>>>

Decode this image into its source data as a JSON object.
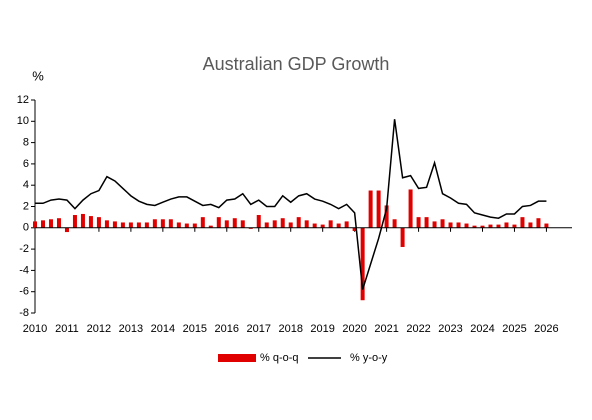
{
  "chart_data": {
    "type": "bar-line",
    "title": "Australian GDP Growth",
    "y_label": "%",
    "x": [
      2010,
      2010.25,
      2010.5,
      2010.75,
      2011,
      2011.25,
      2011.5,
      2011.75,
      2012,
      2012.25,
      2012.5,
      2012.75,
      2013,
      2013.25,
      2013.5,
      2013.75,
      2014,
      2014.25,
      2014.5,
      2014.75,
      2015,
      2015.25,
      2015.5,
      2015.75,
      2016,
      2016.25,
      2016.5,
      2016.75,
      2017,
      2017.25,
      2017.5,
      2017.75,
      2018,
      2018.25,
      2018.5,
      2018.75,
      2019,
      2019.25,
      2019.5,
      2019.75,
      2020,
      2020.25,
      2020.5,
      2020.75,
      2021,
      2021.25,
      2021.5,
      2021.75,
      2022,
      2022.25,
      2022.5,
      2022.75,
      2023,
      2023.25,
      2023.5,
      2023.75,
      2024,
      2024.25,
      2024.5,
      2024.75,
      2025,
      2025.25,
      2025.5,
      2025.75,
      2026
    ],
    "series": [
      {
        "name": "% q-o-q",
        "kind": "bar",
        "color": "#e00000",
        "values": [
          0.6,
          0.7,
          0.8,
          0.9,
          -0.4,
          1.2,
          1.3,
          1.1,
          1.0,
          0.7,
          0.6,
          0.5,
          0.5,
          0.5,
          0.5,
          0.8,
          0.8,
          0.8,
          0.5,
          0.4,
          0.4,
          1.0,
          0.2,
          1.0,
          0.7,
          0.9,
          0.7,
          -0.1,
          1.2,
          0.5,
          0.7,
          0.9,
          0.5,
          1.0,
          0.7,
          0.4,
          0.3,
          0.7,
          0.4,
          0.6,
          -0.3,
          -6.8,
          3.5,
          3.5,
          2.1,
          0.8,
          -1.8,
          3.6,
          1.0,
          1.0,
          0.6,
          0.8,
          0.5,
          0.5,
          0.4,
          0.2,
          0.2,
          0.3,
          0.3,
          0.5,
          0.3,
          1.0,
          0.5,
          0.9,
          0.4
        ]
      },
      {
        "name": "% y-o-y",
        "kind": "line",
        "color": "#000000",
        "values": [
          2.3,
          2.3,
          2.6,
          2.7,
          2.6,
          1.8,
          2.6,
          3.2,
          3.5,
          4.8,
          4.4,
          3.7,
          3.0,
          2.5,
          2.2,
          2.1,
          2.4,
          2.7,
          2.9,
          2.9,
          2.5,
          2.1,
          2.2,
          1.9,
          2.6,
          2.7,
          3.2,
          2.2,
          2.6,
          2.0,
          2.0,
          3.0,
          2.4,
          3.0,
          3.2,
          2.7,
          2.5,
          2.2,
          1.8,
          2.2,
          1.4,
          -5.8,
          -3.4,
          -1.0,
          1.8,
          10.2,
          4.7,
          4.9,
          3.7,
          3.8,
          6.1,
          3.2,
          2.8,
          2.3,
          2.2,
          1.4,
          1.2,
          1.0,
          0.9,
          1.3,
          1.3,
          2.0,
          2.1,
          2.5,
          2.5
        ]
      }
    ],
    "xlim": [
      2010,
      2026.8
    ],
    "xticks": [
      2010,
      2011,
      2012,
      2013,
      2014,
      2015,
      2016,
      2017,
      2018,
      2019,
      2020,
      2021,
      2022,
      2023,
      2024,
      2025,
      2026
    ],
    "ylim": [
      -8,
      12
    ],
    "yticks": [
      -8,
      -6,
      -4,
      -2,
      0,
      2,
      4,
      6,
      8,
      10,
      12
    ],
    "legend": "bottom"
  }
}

<<<

- PROBLEM TO SOLVE -
The pictures should not be reproduced; quote all of the other material exactly.

- THE ANSWER -
Decode this image into its source data as a JSON object.
{
  "chart_data": {
    "type": "bar-line",
    "title": "Australian GDP Growth",
    "y_label": "%",
    "x": [
      2010,
      2010.25,
      2010.5,
      2010.75,
      2011,
      2011.25,
      2011.5,
      2011.75,
      2012,
      2012.25,
      2012.5,
      2012.75,
      2013,
      2013.25,
      2013.5,
      2013.75,
      2014,
      2014.25,
      2014.5,
      2014.75,
      2015,
      2015.25,
      2015.5,
      2015.75,
      2016,
      2016.25,
      2016.5,
      2016.75,
      2017,
      2017.25,
      2017.5,
      2017.75,
      2018,
      2018.25,
      2018.5,
      2018.75,
      2019,
      2019.25,
      2019.5,
      2019.75,
      2020,
      2020.25,
      2020.5,
      2020.75,
      2021,
      2021.25,
      2021.5,
      2021.75,
      2022,
      2022.25,
      2022.5,
      2022.75,
      2023,
      2023.25,
      2023.5,
      2023.75,
      2024,
      2024.25,
      2024.5,
      2024.75,
      2025,
      2025.25,
      2025.5,
      2025.75,
      2026
    ],
    "series": [
      {
        "name": "% q-o-q",
        "kind": "bar",
        "color": "#e00000",
        "values": [
          0.6,
          0.7,
          0.8,
          0.9,
          -0.4,
          1.2,
          1.3,
          1.1,
          1.0,
          0.7,
          0.6,
          0.5,
          0.5,
          0.5,
          0.5,
          0.8,
          0.8,
          0.8,
          0.5,
          0.4,
          0.4,
          1.0,
          0.2,
          1.0,
          0.7,
          0.9,
          0.7,
          -0.1,
          1.2,
          0.5,
          0.7,
          0.9,
          0.5,
          1.0,
          0.7,
          0.4,
          0.3,
          0.7,
          0.4,
          0.6,
          -0.3,
          -6.8,
          3.5,
          3.5,
          2.1,
          0.8,
          -1.8,
          3.6,
          1.0,
          1.0,
          0.6,
          0.8,
          0.5,
          0.5,
          0.4,
          0.2,
          0.2,
          0.3,
          0.3,
          0.5,
          0.3,
          1.0,
          0.5,
          0.9,
          0.4
        ]
      },
      {
        "name": "% y-o-y",
        "kind": "line",
        "color": "#000000",
        "values": [
          2.3,
          2.3,
          2.6,
          2.7,
          2.6,
          1.8,
          2.6,
          3.2,
          3.5,
          4.8,
          4.4,
          3.7,
          3.0,
          2.5,
          2.2,
          2.1,
          2.4,
          2.7,
          2.9,
          2.9,
          2.5,
          2.1,
          2.2,
          1.9,
          2.6,
          2.7,
          3.2,
          2.2,
          2.6,
          2.0,
          2.0,
          3.0,
          2.4,
          3.0,
          3.2,
          2.7,
          2.5,
          2.2,
          1.8,
          2.2,
          1.4,
          -5.8,
          -3.4,
          -1.0,
          1.8,
          10.2,
          4.7,
          4.9,
          3.7,
          3.8,
          6.1,
          3.2,
          2.8,
          2.3,
          2.2,
          1.4,
          1.2,
          1.0,
          0.9,
          1.3,
          1.3,
          2.0,
          2.1,
          2.5,
          2.5
        ]
      }
    ],
    "xlim": [
      2010,
      2026.8
    ],
    "xticks": [
      2010,
      2011,
      2012,
      2013,
      2014,
      2015,
      2016,
      2017,
      2018,
      2019,
      2020,
      2021,
      2022,
      2023,
      2024,
      2025,
      2026
    ],
    "ylim": [
      -8,
      12
    ],
    "yticks": [
      -8,
      -6,
      -4,
      -2,
      0,
      2,
      4,
      6,
      8,
      10,
      12
    ],
    "legend": "bottom"
  }
}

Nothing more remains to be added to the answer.